- **Written task**: Search the records for the word "mostaza" and report each line that has it.

━━ Given records

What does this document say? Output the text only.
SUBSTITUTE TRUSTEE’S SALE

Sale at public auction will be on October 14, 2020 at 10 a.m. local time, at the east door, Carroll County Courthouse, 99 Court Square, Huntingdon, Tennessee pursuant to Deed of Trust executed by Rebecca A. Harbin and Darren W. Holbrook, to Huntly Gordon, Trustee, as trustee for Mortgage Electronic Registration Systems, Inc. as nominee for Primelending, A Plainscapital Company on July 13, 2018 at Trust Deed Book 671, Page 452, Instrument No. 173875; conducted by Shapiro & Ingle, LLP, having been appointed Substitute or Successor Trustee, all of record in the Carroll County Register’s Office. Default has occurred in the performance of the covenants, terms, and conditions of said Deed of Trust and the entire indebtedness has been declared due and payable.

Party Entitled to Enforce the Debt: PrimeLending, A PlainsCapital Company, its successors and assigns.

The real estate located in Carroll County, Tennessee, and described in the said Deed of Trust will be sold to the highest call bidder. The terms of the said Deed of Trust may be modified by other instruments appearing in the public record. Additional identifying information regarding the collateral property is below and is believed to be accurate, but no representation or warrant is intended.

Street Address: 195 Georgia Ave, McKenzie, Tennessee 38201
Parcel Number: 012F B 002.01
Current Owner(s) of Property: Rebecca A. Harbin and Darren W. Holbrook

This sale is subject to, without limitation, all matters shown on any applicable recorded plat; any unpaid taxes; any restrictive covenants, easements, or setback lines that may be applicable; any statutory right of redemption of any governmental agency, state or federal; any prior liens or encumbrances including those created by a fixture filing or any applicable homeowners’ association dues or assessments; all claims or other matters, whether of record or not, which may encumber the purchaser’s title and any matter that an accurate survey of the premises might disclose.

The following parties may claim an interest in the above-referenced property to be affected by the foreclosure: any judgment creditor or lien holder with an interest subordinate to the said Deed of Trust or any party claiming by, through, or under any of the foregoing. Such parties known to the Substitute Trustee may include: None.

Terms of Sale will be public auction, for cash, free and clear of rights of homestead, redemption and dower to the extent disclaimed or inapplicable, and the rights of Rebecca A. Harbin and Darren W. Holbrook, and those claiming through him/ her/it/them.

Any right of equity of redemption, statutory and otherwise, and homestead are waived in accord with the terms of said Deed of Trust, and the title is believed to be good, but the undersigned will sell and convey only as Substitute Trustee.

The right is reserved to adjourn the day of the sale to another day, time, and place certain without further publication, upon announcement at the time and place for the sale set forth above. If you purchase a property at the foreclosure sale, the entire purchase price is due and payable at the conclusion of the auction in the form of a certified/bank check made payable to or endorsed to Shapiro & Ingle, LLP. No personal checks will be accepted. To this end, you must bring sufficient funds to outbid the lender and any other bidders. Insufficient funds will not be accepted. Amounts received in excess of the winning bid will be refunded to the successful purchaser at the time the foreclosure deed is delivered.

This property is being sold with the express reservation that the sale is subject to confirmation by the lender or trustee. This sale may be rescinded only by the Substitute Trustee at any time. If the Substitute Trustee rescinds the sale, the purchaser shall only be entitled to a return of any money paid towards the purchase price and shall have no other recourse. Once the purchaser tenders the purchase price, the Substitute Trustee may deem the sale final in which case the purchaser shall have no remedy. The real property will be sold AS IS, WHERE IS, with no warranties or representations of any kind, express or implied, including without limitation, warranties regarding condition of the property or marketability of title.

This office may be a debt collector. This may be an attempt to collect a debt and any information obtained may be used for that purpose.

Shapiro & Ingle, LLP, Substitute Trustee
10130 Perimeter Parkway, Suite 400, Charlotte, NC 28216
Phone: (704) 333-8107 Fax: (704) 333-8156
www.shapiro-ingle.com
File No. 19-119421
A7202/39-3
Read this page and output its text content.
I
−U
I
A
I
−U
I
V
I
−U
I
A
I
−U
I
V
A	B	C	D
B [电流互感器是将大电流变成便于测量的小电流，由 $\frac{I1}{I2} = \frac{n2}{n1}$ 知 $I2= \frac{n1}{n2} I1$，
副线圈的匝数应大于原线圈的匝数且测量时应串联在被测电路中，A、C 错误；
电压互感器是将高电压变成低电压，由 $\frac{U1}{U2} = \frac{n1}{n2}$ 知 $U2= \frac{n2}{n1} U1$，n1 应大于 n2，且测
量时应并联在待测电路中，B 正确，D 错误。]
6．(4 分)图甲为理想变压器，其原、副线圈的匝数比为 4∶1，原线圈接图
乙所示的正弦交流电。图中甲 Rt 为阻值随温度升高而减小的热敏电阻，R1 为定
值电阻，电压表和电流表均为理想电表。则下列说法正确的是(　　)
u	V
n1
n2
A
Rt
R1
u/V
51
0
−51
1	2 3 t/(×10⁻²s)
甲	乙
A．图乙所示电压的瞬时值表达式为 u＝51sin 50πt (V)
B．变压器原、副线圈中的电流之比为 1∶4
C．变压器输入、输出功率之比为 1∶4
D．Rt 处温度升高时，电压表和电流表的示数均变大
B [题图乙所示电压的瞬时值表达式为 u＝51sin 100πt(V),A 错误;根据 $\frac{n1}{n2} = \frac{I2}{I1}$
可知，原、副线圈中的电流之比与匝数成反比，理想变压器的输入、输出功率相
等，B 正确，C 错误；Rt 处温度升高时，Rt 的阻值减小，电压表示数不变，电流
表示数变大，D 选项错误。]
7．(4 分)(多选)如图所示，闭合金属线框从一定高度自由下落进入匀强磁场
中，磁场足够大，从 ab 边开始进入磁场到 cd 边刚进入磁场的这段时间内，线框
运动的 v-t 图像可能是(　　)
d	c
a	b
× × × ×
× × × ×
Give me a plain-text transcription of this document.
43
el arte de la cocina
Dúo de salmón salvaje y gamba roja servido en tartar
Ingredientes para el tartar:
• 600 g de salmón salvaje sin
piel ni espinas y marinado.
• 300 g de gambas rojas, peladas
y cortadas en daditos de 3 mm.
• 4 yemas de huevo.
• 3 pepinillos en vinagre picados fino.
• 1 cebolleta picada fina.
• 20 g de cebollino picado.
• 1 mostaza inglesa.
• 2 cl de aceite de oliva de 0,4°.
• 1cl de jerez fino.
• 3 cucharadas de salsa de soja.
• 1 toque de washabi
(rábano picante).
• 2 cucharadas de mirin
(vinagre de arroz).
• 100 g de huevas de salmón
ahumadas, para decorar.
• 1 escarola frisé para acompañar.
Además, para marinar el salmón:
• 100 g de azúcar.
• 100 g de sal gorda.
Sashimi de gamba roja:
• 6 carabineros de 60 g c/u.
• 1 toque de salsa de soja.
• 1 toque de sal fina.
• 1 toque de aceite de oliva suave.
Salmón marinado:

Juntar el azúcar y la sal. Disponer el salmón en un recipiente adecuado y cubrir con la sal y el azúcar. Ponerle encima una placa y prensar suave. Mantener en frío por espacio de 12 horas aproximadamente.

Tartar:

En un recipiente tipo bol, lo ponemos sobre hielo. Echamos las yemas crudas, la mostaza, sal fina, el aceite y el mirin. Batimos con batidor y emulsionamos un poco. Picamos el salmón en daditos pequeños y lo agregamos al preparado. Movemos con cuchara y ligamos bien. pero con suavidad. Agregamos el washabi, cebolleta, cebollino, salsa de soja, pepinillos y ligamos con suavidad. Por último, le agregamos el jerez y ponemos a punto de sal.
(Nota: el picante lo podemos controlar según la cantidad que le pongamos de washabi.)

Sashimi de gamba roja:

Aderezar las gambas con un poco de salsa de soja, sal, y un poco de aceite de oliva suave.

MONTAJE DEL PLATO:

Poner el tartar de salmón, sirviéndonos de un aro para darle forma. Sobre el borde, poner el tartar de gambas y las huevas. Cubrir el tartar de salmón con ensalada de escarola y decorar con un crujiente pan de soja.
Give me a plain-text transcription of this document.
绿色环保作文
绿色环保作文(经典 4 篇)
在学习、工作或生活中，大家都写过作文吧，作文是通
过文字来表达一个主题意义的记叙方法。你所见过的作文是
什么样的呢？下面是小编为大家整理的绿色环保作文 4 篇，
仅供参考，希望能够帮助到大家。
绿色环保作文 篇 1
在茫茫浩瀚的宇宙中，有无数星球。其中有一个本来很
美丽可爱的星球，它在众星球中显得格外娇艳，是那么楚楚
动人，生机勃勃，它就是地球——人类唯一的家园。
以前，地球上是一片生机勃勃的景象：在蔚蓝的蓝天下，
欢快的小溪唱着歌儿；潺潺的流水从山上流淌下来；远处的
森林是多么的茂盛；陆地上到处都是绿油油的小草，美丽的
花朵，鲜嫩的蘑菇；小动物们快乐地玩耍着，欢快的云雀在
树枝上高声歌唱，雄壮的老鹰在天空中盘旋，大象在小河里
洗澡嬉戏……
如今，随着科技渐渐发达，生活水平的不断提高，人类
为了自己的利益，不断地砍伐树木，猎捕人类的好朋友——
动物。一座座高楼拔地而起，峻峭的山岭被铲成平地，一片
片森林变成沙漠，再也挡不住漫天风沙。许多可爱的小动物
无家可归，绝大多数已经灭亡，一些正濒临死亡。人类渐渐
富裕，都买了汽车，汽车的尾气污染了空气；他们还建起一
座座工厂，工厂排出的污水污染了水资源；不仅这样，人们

━━━━

- **Exercise response**:
• 1 mostaza inglesa.
En un recipiente tipo bol, lo ponemos sobre hielo. Echamos las yemas crudas, la mostaza, sal fina, el aceite y el mirin. Batimos con batidor y emulsionamos un poco. Picamos el salmón en daditos pequeños y lo agregamos al preparado. Movemos con cuchara y ligamos bien. pero con suavidad. Agregamos el washabi, cebolleta, cebollino, salsa de soja, pepinillos y ligamos con suavidad. Por último, le agregamos el jerez y ponemos a punto de sal.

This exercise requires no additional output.